[ENTRIES SUPPLIED]
_ _ _ _ _ _ _
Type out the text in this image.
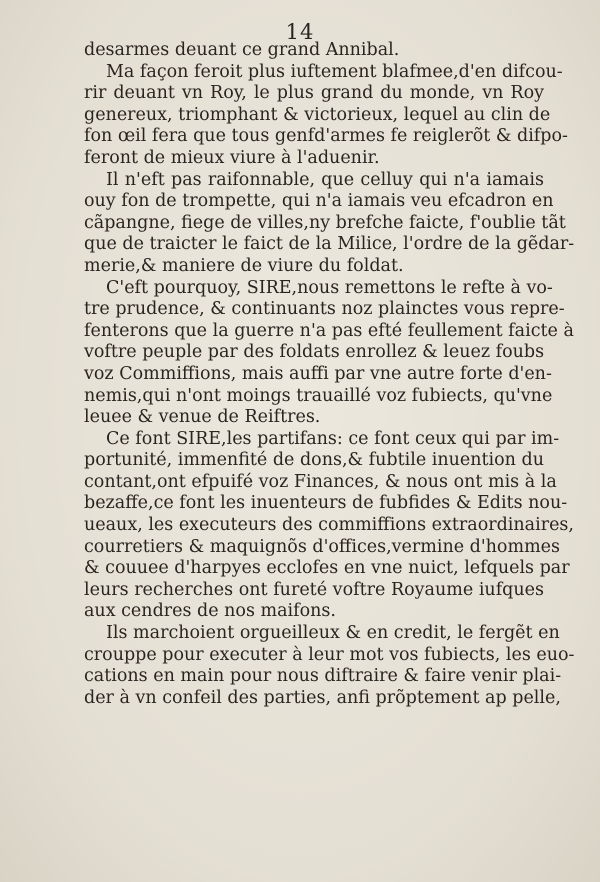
14
desarmes deuant ce grand Annibal.
Ma façon feroit plus iuftement blafmee,d'en difcou-
rir deuant vn Roy, le plus grand du monde, vn Roy
genereux, triomphant & victorieux, lequel au clin de
fon œil fera que tous genfd'armes fe reiglerõt & difpo-
feront de mieux viure à l'aduenir.
Il n'eft pas raifonnable, que celluy qui n'a iamais
ouy fon de trompette, qui n'a iamais veu efcadron en
cãpangne, fiege de villes,ny brefche faicte, f'oublie tãt
que de traicter le faict de la Milice, l'ordre de la gẽdar-
merie,& maniere de viure du foldat.
C'eft pourquoy, SIRE,nous remettons le refte à vo-
tre prudence, & continuants noz plainctes vous repre-
fenterons que la guerre n'a pas efté feullement faicte à
voftre peuple par des foldats enrollez & leuez foubs
voz Commiffions, mais auffi par vne autre forte d'en-
nemis,qui n'ont moings trauaillé voz fubiects, qu'vne
leuee & venue de Reiftres.
Ce font SIRE,les partifans: ce font ceux qui par im-
portunité, immenfité de dons,& fubtile inuention du
contant,ont efpuifé voz Finances, & nous ont mis à la
bezaffe,ce font les inuenteurs de fubfides & Edits nou-
ueaux, les executeurs des commiffions extraordinaires,
courretiers & maquignõs d'offices,vermine d'hommes
& couuee d'harpyes ecclofes en vne nuict, lefquels par
leurs recherches ont fureté voftre Royaume iufques
aux cendres de nos maifons.
Ils marchoient orgueilleux & en credit, le fergẽt en
crouppe pour executer à leur mot vos fubiects, les euo-
cations en main pour nous diftraire & faire venir plai-
der à vn confeil des parties, anfi prõptement ap pelle,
_ _ _ _ _ _ _
[EXERCISE] List all lines where "SIRE" occurs.

[EXERCISE ANSWER]
C'eft pourquoy, SIRE,nous remettons le refte à vo-
Ce font SIRE,les partifans: ce font ceux qui par im-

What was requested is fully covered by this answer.